GIVEN RECORDS -
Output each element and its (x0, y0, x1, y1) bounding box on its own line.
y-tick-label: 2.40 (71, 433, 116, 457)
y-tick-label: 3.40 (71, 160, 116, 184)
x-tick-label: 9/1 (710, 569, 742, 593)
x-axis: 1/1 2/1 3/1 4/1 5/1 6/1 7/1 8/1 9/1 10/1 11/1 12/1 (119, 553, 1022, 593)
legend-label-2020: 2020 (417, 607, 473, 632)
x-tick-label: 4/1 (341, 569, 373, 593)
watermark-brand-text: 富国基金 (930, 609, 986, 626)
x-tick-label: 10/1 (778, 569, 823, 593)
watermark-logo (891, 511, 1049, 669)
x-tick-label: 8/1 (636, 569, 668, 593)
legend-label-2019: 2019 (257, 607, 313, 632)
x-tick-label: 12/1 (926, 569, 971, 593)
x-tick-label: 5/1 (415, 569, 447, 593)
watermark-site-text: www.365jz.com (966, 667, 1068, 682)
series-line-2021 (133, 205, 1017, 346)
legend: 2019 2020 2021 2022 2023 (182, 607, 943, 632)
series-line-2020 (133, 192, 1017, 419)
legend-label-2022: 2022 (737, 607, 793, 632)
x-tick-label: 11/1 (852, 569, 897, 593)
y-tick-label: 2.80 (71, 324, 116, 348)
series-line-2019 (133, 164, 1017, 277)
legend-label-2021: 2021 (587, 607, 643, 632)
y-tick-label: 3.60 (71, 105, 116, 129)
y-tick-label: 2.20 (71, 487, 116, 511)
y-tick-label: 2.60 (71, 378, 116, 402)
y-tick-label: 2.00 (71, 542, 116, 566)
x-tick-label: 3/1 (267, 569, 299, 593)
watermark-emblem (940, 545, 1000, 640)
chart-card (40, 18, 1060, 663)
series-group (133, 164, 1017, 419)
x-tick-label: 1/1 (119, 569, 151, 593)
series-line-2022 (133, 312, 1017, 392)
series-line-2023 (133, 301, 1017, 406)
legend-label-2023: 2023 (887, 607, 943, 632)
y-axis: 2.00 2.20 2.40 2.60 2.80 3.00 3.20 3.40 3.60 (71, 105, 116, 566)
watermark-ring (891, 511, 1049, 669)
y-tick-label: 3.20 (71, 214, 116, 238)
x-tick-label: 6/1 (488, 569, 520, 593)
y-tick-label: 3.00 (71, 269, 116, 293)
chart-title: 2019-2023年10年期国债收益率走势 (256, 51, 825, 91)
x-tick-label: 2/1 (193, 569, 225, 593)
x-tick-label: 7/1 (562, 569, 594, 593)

WORK REQUIRED - Can you copy every line of the material above, character for character and in the same order?

TASK RESPONSE -
Output each element and its (x0, y0, x1, y1) bounding box on its own line.
y-tick-label: 2.40 (71, 433, 116, 457)
y-tick-label: 3.40 (71, 160, 116, 184)
x-tick-label: 9/1 (710, 569, 742, 593)
x-axis: 1/1 2/1 3/1 4/1 5/1 6/1 7/1 8/1 9/1 10/1 11/1 12/1 (119, 553, 1022, 593)
legend-label-2020: 2020 (417, 607, 473, 632)
x-tick-label: 4/1 (341, 569, 373, 593)
watermark-brand-text: 富国基金 (930, 609, 986, 626)
x-tick-label: 10/1 (778, 569, 823, 593)
watermark-logo (891, 511, 1049, 669)
x-tick-label: 8/1 (636, 569, 668, 593)
legend-label-2019: 2019 (257, 607, 313, 632)
x-tick-label: 12/1 (926, 569, 971, 593)
x-tick-label: 5/1 (415, 569, 447, 593)
watermark-site-text: www.365jz.com (966, 667, 1068, 682)
series-line-2021 (133, 205, 1017, 346)
legend: 2019 2020 2021 2022 2023 (182, 607, 943, 632)
series-line-2020 (133, 192, 1017, 419)
legend-label-2022: 2022 (737, 607, 793, 632)
x-tick-label: 11/1 (852, 569, 897, 593)
y-tick-label: 2.80 (71, 324, 116, 348)
series-line-2019 (133, 164, 1017, 277)
legend-label-2021: 2021 (587, 607, 643, 632)
y-tick-label: 3.60 (71, 105, 116, 129)
y-tick-label: 2.20 (71, 487, 116, 511)
y-tick-label: 2.60 (71, 378, 116, 402)
y-tick-label: 2.00 (71, 542, 116, 566)
x-tick-label: 3/1 (267, 569, 299, 593)
watermark-emblem (940, 545, 1000, 640)
chart-card (40, 18, 1060, 663)
series-group (133, 164, 1017, 419)
x-tick-label: 1/1 (119, 569, 151, 593)
series-line-2022 (133, 312, 1017, 392)
series-line-2023 (133, 301, 1017, 406)
legend-label-2023: 2023 (887, 607, 943, 632)
y-axis: 2.00 2.20 2.40 2.60 2.80 3.00 3.20 3.40 3.60 (71, 105, 116, 566)
watermark-ring (891, 511, 1049, 669)
y-tick-label: 3.20 (71, 214, 116, 238)
x-tick-label: 6/1 (488, 569, 520, 593)
y-tick-label: 3.00 (71, 269, 116, 293)
chart-title: 2019-2023年10年期国债收益率走势 (256, 51, 825, 91)
x-tick-label: 2/1 (193, 569, 225, 593)
x-tick-label: 7/1 (562, 569, 594, 593)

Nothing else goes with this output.